• Exercise brief: Scan the material for the word "What", and copy each line where it shows up.

Collected data:
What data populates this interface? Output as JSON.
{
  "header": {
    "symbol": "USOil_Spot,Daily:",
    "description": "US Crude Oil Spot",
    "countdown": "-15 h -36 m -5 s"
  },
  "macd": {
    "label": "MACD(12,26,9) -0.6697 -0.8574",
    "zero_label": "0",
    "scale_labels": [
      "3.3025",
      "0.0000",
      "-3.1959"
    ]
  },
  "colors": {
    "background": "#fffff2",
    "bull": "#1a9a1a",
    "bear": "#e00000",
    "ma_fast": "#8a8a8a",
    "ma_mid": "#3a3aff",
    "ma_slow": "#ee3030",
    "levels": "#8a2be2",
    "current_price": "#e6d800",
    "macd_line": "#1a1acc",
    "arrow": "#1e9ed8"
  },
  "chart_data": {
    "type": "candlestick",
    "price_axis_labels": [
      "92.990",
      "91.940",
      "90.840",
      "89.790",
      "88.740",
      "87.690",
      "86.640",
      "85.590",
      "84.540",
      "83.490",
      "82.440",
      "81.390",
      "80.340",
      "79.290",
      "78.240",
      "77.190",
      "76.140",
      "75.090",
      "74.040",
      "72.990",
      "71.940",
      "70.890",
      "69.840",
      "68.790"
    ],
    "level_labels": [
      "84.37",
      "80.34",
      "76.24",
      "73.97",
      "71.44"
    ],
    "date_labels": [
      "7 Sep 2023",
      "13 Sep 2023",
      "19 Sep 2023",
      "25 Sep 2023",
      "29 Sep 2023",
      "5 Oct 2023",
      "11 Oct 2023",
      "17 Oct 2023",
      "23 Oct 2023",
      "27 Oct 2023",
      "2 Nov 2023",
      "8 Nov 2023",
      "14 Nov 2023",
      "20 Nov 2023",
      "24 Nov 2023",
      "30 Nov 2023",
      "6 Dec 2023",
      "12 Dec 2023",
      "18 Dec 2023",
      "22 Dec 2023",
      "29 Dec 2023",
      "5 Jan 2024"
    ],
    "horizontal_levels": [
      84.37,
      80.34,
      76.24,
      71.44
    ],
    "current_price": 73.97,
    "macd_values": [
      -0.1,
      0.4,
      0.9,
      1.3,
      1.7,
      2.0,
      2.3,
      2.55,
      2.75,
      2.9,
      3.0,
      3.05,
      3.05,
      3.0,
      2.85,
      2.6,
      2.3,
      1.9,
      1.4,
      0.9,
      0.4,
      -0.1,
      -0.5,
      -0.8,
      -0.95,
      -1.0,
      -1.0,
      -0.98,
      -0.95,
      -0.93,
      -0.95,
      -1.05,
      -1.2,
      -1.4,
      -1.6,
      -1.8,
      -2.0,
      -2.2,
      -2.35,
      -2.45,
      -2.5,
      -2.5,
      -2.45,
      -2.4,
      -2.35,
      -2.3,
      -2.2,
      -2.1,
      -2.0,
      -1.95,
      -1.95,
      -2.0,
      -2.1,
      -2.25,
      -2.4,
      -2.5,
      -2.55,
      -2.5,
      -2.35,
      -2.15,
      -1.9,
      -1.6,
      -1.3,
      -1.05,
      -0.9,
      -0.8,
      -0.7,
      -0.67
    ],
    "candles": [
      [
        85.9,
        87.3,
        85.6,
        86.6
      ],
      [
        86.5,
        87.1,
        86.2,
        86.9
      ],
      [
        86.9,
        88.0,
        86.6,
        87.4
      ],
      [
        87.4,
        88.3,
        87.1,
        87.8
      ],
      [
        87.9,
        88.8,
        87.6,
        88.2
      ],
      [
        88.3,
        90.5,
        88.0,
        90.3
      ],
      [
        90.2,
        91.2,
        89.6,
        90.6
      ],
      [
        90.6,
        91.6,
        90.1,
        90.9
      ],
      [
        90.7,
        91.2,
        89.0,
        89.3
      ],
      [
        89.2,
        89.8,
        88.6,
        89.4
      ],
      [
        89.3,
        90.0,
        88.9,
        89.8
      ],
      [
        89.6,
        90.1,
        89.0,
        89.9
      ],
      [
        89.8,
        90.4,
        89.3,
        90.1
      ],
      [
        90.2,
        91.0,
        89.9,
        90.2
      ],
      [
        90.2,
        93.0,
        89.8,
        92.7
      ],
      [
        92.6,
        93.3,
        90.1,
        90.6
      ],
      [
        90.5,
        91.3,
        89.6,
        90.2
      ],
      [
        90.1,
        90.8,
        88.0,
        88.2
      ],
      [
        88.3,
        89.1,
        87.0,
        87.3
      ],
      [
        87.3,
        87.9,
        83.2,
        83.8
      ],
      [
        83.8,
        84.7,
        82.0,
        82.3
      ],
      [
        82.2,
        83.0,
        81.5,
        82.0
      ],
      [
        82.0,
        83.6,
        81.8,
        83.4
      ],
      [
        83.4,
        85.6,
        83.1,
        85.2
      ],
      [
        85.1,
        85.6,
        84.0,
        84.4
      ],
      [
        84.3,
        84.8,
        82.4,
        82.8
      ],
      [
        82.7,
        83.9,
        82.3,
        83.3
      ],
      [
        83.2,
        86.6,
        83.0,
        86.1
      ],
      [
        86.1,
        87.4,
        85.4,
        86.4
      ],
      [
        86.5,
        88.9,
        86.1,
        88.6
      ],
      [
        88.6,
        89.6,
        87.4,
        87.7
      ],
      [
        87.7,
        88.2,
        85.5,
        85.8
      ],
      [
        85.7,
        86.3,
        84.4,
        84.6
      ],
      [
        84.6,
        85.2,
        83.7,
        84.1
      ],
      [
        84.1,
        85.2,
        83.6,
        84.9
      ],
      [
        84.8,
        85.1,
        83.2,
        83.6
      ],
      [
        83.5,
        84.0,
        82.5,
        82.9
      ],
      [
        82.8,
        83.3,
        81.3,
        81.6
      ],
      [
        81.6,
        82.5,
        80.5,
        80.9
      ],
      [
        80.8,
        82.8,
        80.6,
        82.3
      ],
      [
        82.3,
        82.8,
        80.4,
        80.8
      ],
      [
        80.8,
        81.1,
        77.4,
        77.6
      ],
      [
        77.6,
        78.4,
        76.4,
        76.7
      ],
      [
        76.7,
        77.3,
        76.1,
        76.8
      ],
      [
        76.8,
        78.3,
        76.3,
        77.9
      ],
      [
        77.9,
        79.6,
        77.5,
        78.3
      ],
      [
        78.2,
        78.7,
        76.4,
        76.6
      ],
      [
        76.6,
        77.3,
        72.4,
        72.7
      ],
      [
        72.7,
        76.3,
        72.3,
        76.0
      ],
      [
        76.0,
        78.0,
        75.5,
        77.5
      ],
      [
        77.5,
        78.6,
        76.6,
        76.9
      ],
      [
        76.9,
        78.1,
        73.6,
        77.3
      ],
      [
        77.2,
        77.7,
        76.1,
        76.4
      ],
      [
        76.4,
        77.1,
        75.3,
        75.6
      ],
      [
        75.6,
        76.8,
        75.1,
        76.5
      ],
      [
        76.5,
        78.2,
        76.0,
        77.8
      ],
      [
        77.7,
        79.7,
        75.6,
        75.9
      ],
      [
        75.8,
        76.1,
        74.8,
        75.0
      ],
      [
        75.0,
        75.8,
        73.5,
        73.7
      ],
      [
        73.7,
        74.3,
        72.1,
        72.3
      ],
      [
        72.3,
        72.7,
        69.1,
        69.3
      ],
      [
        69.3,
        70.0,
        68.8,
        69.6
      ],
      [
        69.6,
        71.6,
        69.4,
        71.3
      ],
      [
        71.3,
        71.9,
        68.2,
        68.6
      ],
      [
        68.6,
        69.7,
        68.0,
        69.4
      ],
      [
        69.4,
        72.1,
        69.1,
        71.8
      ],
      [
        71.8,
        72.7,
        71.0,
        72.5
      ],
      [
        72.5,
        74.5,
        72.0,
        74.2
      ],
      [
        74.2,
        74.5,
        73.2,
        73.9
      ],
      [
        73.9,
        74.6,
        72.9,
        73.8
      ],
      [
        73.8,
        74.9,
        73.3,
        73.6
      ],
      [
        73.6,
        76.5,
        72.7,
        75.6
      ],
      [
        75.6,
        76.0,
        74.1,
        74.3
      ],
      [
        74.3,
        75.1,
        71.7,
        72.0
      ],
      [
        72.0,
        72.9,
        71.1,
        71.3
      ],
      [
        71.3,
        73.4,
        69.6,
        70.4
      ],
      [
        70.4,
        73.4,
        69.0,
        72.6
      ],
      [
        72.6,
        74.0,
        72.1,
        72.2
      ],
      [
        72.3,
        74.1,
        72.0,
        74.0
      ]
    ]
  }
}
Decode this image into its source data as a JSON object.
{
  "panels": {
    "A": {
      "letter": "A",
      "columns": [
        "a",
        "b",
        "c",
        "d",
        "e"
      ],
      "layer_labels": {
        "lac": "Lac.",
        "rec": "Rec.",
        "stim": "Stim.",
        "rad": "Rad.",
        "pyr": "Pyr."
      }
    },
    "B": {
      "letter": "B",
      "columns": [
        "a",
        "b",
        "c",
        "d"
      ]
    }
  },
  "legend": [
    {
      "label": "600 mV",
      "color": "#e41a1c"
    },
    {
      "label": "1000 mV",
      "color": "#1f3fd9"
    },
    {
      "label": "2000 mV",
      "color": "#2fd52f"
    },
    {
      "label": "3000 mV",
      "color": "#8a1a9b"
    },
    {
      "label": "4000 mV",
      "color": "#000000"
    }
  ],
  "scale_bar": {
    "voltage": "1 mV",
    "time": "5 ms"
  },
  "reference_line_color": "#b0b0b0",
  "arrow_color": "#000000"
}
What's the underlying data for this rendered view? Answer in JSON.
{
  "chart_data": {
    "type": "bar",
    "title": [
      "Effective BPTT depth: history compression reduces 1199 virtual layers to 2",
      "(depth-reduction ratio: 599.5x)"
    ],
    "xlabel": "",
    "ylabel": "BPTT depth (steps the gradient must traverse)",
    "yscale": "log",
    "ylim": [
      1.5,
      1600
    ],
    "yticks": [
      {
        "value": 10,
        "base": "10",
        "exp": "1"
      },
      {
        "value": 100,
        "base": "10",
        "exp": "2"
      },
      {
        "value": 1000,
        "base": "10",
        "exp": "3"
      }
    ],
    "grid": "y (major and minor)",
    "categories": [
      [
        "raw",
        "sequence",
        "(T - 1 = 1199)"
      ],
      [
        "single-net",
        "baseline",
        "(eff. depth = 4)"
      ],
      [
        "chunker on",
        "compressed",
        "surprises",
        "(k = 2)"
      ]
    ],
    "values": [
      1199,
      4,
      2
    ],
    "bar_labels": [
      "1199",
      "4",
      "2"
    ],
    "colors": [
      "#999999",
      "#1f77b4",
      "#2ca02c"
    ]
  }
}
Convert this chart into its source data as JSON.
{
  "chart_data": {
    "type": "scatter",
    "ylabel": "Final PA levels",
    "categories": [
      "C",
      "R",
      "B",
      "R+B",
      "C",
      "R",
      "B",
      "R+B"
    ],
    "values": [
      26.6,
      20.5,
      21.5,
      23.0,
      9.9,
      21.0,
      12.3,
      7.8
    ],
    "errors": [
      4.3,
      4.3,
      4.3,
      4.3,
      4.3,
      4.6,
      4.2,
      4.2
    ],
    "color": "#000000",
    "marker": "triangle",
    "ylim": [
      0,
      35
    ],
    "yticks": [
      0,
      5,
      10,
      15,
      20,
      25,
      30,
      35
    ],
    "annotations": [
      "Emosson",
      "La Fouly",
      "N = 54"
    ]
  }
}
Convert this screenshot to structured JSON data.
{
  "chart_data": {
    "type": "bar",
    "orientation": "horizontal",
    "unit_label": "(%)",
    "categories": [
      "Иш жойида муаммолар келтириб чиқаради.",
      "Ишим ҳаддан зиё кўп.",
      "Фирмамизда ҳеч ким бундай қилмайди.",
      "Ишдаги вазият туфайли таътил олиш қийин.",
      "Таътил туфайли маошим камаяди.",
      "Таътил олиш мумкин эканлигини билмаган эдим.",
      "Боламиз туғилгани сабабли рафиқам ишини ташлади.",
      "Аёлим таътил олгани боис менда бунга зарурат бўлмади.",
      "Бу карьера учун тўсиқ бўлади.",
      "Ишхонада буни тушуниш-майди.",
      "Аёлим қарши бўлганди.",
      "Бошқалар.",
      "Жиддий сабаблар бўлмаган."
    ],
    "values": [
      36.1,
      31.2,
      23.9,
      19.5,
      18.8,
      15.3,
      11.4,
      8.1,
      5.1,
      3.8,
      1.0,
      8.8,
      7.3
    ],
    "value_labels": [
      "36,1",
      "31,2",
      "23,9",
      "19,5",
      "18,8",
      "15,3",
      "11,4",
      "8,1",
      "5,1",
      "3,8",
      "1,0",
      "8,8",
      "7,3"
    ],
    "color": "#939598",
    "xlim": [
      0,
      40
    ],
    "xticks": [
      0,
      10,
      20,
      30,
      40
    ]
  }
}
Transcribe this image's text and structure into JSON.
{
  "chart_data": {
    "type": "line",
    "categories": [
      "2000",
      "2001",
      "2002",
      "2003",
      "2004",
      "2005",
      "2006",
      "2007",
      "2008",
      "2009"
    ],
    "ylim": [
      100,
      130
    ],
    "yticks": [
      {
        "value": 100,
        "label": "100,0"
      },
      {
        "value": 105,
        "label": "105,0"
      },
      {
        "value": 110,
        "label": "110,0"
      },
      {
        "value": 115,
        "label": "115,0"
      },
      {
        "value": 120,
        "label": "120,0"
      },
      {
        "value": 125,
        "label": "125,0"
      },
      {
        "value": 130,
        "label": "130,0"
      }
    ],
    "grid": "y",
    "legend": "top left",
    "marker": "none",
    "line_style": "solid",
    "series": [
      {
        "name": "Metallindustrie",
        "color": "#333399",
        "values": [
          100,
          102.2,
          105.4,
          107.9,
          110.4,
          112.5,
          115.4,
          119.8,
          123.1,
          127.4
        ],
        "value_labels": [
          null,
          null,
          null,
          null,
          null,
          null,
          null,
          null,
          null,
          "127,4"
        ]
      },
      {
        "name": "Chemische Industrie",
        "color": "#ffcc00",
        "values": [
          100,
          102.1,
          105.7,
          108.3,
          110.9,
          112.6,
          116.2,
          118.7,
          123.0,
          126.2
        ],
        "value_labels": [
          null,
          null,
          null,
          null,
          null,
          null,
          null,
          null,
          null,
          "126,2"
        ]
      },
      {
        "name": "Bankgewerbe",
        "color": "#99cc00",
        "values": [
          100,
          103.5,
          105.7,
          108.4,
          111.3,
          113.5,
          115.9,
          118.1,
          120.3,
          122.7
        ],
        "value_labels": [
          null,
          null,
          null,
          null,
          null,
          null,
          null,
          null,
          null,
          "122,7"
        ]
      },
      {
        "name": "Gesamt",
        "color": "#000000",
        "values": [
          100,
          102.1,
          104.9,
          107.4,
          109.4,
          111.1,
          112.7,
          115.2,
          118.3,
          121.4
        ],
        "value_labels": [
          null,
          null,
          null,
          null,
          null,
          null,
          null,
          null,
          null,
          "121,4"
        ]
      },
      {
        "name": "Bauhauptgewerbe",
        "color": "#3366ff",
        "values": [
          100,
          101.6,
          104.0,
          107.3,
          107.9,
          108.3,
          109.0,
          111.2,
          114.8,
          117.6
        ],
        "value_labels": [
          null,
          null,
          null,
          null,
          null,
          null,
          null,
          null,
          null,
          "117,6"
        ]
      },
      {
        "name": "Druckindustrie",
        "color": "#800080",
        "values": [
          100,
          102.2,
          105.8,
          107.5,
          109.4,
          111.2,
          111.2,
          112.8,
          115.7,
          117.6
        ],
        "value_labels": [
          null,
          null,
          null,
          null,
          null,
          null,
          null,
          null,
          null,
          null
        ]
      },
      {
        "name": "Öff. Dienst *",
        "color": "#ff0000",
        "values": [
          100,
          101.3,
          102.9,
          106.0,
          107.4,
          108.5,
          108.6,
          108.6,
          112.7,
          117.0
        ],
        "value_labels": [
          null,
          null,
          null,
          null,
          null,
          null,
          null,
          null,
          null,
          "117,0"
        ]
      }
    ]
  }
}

• Solution for this task:
What data populates this interface? Output as JSON.
What's the underlying data for this rendered view? Answer in JSON.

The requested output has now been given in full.